** START **

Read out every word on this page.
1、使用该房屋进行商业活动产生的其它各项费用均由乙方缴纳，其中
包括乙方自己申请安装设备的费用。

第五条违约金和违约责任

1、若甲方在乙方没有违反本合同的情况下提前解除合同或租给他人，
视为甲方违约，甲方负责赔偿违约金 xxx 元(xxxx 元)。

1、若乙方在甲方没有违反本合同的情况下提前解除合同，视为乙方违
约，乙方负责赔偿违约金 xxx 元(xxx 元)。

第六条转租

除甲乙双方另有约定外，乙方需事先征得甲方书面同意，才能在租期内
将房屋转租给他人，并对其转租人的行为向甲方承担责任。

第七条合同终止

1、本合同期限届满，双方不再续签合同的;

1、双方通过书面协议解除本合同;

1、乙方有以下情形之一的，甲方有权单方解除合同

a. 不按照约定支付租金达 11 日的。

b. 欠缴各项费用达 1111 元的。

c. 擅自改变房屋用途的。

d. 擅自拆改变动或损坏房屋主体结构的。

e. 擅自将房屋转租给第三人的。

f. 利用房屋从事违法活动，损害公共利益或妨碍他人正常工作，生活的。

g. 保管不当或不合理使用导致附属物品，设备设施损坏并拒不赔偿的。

** END **

■ **WHAT IS BEING ASKED**
Every line above needs to be retyped exactly.

■ **OUTPUT OF THE EXERCISE**
Read out every word on this page.
1、使用该房屋进行商业活动产生的其它各项费用均由乙方缴纳，其中
包括乙方自己申请安装设备的费用。

第五条违约金和违约责任

1、若甲方在乙方没有违反本合同的情况下提前解除合同或租给他人，
视为甲方违约，甲方负责赔偿违约金 xxx 元(xxxx 元)。

1、若乙方在甲方没有违反本合同的情况下提前解除合同，视为乙方违
约，乙方负责赔偿违约金 xxx 元(xxx 元)。

第六条转租

除甲乙双方另有约定外，乙方需事先征得甲方书面同意，才能在租期内
将房屋转租给他人，并对其转租人的行为向甲方承担责任。

第七条合同终止

1、本合同期限届满，双方不再续签合同的;

1、双方通过书面协议解除本合同;

1、乙方有以下情形之一的，甲方有权单方解除合同

a. 不按照约定支付租金达 11 日的。

b. 欠缴各项费用达 1111 元的。

c. 擅自改变房屋用途的。

d. 擅自拆改变动或损坏房屋主体结构的。

e. 擅自将房屋转租给第三人的。

f. 利用房屋从事违法活动，损害公共利益或妨碍他人正常工作，生活的。

g. 保管不当或不合理使用导致附属物品，设备设施损坏并拒不赔偿的。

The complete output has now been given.